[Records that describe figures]
┌────────

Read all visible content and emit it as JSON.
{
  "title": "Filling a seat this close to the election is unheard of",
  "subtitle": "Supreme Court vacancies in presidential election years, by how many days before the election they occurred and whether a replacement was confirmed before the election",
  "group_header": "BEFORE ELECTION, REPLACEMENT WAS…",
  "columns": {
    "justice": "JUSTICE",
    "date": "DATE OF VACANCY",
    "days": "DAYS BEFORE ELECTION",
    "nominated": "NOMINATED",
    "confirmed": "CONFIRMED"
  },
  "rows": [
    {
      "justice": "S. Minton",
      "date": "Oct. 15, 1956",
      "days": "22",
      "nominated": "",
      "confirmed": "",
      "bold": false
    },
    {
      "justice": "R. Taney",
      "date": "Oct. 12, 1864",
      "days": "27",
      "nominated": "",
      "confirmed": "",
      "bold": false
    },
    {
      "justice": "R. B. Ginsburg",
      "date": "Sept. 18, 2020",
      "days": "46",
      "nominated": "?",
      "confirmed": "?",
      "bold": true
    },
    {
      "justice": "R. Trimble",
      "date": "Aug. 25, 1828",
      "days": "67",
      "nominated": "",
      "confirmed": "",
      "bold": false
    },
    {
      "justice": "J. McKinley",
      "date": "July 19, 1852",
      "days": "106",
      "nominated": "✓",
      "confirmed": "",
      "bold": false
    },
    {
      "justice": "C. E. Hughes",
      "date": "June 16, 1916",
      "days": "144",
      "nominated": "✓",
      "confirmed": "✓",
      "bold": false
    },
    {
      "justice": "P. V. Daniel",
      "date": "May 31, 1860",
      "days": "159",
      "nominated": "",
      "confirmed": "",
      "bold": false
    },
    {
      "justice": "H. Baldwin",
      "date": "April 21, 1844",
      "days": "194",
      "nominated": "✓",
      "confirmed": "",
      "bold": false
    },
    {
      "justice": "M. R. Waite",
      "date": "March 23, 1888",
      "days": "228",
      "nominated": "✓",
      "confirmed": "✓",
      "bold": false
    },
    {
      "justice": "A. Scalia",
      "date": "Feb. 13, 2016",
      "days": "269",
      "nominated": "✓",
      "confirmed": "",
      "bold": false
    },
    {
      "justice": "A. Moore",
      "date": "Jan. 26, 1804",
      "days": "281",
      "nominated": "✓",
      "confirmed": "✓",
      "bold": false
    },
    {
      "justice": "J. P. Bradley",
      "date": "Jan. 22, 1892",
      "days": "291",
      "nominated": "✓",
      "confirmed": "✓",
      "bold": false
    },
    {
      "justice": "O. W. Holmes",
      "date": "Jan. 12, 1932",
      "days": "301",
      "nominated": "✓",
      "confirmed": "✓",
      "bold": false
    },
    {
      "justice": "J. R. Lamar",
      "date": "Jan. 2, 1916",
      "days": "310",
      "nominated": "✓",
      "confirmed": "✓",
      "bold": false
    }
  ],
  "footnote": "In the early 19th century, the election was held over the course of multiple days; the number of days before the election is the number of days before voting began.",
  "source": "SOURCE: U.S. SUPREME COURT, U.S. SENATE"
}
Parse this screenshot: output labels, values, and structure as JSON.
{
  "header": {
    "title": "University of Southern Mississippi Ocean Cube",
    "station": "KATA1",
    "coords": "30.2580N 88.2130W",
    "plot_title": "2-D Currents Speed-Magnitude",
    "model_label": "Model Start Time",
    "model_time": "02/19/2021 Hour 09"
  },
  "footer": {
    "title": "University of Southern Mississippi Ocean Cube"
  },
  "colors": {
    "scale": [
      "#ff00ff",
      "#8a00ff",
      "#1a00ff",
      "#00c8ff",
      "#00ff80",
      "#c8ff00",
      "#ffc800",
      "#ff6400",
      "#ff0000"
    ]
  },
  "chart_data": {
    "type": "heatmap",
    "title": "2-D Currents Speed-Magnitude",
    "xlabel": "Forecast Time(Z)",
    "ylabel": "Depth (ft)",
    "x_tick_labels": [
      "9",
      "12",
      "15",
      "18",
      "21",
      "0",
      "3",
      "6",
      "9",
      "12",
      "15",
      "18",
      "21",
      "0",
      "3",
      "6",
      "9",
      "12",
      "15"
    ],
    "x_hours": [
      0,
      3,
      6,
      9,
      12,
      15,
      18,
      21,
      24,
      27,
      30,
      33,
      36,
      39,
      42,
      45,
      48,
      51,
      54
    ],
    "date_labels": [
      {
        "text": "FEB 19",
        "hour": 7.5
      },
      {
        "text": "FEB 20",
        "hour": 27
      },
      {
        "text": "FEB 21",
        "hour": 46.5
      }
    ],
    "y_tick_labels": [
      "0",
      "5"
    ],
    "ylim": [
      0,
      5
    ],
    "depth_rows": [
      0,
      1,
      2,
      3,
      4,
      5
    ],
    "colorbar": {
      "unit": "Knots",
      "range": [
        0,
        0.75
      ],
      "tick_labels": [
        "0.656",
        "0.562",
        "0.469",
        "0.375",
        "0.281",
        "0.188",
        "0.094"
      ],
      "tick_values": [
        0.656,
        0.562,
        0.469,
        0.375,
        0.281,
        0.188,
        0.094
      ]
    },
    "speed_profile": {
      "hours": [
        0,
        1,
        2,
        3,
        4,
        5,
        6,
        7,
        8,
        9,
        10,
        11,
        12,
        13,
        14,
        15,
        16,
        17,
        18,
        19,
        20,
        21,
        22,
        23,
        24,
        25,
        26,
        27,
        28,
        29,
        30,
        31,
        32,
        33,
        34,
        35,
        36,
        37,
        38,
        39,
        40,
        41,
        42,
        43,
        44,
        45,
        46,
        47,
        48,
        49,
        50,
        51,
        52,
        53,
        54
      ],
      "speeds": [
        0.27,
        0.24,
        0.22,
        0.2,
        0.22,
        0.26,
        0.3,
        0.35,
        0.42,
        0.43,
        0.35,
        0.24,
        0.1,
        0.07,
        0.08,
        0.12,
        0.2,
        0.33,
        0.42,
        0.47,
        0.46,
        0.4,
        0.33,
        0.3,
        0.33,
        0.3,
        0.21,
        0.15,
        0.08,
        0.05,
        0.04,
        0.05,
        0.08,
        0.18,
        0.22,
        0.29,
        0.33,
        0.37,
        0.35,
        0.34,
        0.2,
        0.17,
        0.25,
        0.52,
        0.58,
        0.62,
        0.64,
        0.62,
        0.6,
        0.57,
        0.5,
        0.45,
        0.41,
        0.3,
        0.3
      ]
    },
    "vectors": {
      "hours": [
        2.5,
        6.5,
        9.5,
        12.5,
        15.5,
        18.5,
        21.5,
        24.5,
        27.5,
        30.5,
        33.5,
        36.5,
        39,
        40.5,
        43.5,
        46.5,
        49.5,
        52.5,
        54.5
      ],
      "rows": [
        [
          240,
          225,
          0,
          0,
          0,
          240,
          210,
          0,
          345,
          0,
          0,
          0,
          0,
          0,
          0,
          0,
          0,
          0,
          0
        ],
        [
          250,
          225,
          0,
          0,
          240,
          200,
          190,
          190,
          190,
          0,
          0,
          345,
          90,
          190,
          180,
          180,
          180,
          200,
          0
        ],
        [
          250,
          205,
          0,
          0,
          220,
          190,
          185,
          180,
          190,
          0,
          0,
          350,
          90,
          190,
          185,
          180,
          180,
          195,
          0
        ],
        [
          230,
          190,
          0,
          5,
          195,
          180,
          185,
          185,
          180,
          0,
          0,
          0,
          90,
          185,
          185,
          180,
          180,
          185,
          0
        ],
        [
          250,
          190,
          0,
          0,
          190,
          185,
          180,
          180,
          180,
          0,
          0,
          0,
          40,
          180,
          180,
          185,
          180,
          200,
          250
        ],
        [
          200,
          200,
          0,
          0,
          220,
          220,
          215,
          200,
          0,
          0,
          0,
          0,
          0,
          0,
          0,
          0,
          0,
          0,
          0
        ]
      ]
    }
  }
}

└────────

TASK BRIEF> Identify the lines in the entries above that contain "Ocean", then copy them out.

TASK RESPONSE>
    "title": "University of Southern Mississippi Ocean Cube",
    "title": "University of Southern Mississippi Ocean Cube"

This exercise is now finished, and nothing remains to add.